#### Short exercise:
Pull every line of the entries that has the word "this".

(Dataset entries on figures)
:::

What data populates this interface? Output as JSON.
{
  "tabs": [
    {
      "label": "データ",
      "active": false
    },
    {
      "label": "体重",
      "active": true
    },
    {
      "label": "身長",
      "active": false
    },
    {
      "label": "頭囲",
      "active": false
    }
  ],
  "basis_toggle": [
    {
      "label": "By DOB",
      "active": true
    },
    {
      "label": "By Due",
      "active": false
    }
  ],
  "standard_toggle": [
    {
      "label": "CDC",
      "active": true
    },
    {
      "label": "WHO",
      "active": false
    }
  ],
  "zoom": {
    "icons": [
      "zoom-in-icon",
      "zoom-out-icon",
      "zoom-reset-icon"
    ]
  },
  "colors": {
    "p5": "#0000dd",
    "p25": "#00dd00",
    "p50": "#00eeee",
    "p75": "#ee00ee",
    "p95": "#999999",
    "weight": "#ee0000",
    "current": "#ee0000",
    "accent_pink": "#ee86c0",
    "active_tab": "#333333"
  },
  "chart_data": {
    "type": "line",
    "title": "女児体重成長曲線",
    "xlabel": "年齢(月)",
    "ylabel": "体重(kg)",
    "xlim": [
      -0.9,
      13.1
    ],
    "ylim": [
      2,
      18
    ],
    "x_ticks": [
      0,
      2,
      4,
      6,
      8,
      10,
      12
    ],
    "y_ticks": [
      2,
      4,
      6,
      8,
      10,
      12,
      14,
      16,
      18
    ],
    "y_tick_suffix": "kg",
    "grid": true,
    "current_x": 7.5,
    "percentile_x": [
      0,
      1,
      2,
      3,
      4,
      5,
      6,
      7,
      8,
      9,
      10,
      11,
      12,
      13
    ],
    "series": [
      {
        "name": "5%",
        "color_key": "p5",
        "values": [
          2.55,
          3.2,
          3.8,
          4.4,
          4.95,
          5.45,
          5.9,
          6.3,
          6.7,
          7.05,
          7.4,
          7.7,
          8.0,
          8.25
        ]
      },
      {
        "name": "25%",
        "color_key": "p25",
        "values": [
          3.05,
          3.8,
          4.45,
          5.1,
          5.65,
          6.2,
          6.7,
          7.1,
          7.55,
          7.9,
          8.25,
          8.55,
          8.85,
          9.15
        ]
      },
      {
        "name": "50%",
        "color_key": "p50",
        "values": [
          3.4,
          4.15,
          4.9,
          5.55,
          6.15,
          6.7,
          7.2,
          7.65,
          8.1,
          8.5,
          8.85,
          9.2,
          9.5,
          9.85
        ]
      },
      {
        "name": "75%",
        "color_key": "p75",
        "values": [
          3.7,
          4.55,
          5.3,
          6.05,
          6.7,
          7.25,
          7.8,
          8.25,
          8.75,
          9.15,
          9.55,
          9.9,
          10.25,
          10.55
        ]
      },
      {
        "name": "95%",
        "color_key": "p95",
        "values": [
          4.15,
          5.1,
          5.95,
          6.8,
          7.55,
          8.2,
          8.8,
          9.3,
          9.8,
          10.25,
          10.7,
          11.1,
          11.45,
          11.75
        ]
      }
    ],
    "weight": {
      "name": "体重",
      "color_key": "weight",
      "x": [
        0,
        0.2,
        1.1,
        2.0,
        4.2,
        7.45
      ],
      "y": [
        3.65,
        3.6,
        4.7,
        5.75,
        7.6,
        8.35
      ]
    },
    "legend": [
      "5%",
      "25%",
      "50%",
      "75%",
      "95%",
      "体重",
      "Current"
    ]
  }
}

:::

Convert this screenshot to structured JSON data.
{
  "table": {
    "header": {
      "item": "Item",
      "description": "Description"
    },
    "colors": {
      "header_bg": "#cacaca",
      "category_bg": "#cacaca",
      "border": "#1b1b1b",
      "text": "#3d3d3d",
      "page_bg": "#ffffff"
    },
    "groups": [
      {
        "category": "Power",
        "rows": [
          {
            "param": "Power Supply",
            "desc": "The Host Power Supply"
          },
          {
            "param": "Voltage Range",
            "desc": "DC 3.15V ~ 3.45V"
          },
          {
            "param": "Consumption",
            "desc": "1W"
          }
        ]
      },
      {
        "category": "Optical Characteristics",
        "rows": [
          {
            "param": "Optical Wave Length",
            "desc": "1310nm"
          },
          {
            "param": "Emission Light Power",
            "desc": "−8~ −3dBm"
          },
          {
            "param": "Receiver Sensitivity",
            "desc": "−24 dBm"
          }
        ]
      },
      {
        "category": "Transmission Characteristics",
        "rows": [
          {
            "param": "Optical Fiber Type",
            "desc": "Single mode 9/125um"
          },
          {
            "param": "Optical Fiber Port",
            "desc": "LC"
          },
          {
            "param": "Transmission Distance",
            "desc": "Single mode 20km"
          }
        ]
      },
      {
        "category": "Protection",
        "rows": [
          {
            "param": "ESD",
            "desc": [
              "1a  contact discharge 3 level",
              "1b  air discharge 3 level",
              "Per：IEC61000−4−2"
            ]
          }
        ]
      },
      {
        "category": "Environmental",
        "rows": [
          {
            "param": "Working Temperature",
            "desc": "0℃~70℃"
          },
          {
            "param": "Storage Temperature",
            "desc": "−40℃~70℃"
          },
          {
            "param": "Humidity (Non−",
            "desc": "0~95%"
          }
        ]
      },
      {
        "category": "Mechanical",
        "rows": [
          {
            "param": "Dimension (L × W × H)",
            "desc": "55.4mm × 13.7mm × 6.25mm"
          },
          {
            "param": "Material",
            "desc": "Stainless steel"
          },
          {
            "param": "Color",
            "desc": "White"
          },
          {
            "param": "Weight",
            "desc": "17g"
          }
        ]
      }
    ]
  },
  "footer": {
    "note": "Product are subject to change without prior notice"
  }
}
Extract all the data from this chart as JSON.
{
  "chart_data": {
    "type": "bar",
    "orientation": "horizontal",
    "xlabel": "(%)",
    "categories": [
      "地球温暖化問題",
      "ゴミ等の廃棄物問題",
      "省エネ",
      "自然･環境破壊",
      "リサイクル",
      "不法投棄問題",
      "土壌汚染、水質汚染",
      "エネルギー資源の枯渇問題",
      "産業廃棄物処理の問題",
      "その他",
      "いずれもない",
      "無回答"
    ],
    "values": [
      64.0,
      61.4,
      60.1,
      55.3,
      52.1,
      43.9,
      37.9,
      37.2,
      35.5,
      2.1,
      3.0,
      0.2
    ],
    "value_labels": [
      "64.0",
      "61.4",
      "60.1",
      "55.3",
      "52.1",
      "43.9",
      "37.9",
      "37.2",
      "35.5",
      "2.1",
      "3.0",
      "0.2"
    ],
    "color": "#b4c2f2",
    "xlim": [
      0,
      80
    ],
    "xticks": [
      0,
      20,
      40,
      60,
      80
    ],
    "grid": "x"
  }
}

:::

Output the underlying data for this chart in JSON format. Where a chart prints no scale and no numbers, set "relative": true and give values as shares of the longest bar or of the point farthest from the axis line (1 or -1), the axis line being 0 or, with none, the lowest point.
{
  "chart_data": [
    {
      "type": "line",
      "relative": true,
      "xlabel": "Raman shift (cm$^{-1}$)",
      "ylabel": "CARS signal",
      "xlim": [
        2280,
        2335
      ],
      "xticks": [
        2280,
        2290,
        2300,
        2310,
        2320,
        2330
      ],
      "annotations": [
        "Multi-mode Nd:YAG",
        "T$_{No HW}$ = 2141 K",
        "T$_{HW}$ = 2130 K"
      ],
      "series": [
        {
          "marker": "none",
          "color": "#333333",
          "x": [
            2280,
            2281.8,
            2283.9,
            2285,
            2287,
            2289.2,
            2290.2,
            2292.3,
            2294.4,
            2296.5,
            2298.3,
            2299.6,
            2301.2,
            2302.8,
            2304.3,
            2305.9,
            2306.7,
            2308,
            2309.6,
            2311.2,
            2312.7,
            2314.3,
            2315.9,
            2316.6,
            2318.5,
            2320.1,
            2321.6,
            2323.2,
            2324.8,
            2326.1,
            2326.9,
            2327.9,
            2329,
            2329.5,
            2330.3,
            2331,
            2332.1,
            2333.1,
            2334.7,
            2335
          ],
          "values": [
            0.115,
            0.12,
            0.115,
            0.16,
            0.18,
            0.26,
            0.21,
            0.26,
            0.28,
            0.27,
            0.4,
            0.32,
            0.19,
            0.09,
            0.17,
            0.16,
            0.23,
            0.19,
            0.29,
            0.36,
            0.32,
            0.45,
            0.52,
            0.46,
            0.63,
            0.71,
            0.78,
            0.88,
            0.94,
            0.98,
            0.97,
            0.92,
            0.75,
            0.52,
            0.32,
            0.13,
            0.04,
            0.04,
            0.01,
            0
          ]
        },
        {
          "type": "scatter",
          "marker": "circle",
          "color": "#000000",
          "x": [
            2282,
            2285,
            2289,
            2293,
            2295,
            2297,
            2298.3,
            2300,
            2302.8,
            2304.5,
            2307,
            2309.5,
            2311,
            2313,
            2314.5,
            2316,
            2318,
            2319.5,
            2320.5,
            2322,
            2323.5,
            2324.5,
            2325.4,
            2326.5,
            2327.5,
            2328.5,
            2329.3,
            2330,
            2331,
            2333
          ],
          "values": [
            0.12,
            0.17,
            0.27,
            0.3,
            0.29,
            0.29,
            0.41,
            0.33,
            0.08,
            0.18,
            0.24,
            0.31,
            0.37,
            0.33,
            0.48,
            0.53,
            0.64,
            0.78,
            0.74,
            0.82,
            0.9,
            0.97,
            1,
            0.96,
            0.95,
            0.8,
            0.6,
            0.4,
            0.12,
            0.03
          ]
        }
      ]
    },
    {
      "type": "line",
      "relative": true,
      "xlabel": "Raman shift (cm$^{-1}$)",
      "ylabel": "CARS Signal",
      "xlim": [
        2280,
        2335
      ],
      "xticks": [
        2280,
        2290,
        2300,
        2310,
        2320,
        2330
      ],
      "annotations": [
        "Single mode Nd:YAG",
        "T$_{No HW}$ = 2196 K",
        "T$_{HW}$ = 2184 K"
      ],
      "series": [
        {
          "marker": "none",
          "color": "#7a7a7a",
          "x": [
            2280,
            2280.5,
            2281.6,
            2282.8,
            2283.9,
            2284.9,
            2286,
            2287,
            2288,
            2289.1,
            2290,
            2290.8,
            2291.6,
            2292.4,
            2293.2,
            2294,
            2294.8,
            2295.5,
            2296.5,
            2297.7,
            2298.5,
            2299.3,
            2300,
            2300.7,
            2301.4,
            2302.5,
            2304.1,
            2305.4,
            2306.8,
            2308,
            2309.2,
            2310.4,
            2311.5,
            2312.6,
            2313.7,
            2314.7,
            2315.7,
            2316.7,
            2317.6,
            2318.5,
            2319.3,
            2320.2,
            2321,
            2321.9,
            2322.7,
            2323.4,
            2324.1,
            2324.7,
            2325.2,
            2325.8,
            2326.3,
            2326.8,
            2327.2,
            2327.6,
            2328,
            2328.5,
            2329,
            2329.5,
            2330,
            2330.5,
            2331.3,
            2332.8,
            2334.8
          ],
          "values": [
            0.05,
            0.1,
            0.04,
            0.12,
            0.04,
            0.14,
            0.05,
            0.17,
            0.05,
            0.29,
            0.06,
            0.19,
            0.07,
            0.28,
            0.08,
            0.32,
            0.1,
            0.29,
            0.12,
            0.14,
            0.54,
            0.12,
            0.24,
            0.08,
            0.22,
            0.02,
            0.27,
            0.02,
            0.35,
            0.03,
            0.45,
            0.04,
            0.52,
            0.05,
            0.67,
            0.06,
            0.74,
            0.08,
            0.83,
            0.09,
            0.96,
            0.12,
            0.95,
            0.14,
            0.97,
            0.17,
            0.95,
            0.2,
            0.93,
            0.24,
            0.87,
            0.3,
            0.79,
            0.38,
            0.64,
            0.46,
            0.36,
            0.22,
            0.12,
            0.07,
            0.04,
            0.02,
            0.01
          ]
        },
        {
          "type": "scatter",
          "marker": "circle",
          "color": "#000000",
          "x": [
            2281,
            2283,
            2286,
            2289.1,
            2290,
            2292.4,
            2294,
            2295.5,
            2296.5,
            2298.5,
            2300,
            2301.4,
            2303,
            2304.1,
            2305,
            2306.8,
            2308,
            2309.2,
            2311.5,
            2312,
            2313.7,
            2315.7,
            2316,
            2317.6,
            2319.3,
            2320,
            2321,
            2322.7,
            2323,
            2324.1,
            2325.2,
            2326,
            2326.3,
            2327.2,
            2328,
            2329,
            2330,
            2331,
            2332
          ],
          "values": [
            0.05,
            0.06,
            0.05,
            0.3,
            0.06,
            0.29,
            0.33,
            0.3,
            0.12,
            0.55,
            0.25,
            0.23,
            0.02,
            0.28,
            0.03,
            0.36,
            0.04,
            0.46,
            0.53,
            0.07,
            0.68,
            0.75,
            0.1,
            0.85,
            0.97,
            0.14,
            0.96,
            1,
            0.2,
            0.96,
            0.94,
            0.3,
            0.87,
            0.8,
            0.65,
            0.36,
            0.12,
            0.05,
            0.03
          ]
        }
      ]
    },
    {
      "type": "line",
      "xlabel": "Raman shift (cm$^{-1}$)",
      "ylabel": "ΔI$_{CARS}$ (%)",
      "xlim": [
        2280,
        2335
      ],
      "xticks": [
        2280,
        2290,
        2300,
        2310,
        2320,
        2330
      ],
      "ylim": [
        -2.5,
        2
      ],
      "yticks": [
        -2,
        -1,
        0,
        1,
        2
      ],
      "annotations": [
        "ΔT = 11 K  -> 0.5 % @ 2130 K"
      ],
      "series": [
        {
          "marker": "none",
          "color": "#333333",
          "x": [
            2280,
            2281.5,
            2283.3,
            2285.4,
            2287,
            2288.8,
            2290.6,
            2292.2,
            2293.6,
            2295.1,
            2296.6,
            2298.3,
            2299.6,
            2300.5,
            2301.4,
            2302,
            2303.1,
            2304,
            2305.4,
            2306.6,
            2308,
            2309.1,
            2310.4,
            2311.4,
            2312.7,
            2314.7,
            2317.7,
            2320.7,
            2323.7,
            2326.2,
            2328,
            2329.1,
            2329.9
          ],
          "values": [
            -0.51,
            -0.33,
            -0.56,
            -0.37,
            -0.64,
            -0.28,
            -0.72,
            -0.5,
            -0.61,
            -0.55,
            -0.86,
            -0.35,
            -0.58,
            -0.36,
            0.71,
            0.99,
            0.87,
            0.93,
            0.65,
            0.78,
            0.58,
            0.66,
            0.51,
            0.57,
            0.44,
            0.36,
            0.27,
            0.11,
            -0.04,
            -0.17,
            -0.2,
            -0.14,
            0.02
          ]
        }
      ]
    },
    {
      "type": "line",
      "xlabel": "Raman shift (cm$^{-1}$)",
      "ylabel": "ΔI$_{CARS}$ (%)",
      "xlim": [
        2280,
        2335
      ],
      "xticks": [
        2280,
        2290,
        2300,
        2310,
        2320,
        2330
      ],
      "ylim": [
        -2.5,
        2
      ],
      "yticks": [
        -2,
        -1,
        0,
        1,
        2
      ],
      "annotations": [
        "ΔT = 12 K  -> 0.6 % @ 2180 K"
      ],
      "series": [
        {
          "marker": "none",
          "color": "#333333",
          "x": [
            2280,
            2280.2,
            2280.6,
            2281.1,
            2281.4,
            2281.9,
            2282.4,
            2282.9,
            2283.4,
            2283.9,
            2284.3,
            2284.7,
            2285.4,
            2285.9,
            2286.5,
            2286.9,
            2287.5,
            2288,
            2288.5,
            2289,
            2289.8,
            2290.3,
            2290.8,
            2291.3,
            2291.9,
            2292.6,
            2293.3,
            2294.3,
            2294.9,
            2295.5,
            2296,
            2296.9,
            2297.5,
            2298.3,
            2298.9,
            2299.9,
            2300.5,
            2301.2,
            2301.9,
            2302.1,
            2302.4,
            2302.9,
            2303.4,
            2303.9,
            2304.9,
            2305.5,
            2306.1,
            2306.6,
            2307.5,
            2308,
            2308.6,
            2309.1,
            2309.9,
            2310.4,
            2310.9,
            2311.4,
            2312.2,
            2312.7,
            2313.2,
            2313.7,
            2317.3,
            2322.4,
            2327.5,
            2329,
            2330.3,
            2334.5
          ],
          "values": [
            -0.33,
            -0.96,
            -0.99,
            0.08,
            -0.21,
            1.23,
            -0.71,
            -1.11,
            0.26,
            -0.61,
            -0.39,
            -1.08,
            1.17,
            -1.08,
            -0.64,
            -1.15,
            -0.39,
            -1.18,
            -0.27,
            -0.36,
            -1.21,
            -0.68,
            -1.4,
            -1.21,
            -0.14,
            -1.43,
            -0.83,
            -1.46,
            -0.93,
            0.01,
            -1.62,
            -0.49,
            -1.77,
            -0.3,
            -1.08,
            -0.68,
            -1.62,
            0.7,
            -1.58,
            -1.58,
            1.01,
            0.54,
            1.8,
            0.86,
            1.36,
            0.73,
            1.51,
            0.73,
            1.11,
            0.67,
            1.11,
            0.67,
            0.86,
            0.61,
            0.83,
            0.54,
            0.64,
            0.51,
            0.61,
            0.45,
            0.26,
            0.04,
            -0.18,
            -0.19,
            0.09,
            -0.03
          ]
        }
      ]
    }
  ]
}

:::

#### In response:
What data populates this interface? Output as JSON.
Convert this screenshot to structured JSON data.
Extract all the data from this chart as JSON.
Output the underlying data for this chart in JSON format. Where a chart prints no scale and no numbers, set "relative": true and give values as shares of the longest bar or of the point farthest from the axis line (1 or -1), the axis line being 0 or, with none, the lowest point.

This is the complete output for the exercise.